The Hollywood Reporter B+
(Frank Scheck) This lavish production doesn't always succeed on a purely dramatic level, with the story line involving the major characters never quite connecting the way it should. But it does do full justice to the glorious score, and that's more than enough...The main performers simply don't bring the requisite charm to their roles; O'Hara and Morrison stress the seriousness of their characters' predicaments at the expense of much of their humor, and Szot -- an acclaimed opera singer here making his musical-theater debut -- sings gorgeously but delivers a hopelessly stiff performance...The physical aspects of the production are very effective.

Time Out NY B
(Adam Feldman) Everything about the production lovingly whispers “masterpiece theater” in your ear. But is South Pacific a masterpiece? The score is a treasure, certainly, but elements of this 1949 show’s depiction of military life now seem corny, as does the pedantic antiracism song “You’ve Got to Be Carefully Taught.” And although the strings beneath their dialogue signify romance from the start, there is something creepy about the rushed central relationship between American nurse Nellie Forbush (the lovely O’Hara, totally capable as always but a touch on the chilly side) and the wealthy, older French plantation owner Emile de Becque, who is looking for “someone young and smiling.”

Records contained in the dataset
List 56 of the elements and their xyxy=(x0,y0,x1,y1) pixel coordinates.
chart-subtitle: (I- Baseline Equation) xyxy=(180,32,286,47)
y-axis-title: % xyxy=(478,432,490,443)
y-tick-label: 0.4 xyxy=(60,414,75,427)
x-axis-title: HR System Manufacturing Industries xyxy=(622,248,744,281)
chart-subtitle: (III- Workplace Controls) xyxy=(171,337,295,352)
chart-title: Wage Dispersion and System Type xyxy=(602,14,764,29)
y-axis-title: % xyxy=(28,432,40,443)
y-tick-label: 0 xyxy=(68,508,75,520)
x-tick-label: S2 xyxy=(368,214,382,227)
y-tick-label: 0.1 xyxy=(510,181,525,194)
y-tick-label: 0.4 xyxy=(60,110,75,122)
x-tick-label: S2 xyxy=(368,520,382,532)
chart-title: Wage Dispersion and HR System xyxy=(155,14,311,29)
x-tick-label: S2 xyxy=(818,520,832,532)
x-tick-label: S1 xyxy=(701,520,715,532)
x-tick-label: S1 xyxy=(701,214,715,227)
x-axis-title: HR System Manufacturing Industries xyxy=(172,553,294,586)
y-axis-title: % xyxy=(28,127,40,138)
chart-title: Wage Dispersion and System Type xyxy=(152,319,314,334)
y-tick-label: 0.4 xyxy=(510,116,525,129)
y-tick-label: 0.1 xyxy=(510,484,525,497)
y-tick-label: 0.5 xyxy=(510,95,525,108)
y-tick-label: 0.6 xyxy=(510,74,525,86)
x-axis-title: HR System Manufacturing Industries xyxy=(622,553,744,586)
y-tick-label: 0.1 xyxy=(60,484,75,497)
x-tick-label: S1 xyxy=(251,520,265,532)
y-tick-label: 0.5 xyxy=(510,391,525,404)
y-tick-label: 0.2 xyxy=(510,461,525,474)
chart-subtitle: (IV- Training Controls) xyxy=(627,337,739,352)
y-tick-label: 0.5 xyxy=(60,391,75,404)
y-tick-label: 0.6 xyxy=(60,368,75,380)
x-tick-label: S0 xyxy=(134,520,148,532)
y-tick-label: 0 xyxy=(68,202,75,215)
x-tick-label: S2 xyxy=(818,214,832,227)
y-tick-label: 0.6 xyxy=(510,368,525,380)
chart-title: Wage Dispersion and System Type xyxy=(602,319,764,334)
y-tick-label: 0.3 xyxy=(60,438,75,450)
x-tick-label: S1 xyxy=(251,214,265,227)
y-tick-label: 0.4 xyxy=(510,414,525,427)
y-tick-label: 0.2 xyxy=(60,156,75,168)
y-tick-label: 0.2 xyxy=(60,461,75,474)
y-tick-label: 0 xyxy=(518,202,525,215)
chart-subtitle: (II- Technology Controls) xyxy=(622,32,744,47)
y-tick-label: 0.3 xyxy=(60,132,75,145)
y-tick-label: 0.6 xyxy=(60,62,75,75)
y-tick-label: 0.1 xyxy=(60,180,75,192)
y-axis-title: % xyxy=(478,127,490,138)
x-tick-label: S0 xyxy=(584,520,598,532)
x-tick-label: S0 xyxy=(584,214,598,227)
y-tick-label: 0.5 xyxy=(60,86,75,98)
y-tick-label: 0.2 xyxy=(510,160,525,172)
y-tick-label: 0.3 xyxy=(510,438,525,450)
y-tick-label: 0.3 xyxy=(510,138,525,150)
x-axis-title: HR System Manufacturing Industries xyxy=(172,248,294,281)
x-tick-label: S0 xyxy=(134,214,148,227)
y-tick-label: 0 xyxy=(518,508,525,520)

- _Problem statement_
Answer these questions about the theater reviews, one a line:
1. What grade does The Hollywood Reporter give the production?
2. In what kind of theater is Szot making his debut?
3. What year does the Time Out NY review give for the show?

- _Written answer_
1. B+
2. Musical theater
3. 1949